PROBLEM TO WORK ON >> Your task is to gather the lines below that hold the string "during".

Stored entries >>

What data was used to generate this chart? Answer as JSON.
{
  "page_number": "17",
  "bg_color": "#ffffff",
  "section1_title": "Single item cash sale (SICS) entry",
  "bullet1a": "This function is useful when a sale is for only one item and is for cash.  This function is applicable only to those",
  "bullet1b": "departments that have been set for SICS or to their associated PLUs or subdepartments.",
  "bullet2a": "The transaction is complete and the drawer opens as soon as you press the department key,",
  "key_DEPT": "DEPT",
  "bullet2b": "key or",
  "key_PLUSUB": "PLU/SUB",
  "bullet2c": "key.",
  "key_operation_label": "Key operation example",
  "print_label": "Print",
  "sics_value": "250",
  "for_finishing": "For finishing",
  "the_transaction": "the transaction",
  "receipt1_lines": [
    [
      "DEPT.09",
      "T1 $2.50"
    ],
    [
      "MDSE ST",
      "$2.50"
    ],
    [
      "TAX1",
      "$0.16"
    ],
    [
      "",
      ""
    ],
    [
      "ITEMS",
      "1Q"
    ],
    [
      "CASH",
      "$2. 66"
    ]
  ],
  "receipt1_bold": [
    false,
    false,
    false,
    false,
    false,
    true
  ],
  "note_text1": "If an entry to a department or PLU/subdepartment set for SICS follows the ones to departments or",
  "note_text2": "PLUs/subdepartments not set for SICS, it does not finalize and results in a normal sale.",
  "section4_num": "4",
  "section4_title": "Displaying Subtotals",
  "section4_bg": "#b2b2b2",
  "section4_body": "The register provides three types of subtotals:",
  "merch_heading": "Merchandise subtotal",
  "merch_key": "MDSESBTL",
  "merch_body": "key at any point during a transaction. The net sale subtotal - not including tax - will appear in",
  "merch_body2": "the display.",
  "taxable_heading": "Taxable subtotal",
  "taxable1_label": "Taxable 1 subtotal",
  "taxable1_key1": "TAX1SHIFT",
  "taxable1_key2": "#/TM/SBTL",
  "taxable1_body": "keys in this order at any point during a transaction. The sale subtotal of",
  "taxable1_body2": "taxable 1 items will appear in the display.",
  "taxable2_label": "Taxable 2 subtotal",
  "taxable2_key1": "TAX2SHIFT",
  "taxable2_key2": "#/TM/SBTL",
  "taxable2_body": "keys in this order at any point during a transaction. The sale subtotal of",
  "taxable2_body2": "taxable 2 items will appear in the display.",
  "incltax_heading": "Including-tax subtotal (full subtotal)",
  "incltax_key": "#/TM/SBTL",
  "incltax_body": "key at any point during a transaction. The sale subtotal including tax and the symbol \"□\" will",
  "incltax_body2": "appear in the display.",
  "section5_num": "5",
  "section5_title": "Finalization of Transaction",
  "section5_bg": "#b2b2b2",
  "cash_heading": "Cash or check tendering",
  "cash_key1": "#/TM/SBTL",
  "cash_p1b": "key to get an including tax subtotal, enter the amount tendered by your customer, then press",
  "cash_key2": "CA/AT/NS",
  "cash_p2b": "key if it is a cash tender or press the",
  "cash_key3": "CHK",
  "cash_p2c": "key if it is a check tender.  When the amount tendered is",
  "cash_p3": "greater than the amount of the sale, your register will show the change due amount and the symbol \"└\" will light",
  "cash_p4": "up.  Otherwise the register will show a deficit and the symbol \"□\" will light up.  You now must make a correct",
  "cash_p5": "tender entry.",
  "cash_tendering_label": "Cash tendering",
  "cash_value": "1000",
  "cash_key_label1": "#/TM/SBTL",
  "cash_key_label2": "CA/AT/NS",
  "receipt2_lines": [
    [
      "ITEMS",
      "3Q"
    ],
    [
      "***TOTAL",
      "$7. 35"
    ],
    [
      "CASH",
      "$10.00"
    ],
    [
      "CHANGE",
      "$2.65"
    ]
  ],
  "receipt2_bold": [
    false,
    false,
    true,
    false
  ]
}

EXERCISE RESPONSE >>
  "merch_body": "key at any point during a transaction. The net sale subtotal - not including tax - will appear in",
  "taxable1_body": "keys in this order at any point during a transaction. The sale subtotal of",
  "taxable2_body": "keys in this order at any point during a transaction. The sale subtotal of",
  "incltax_body": "key at any point during a transaction. The sale subtotal including tax and the symbol \"□\" will",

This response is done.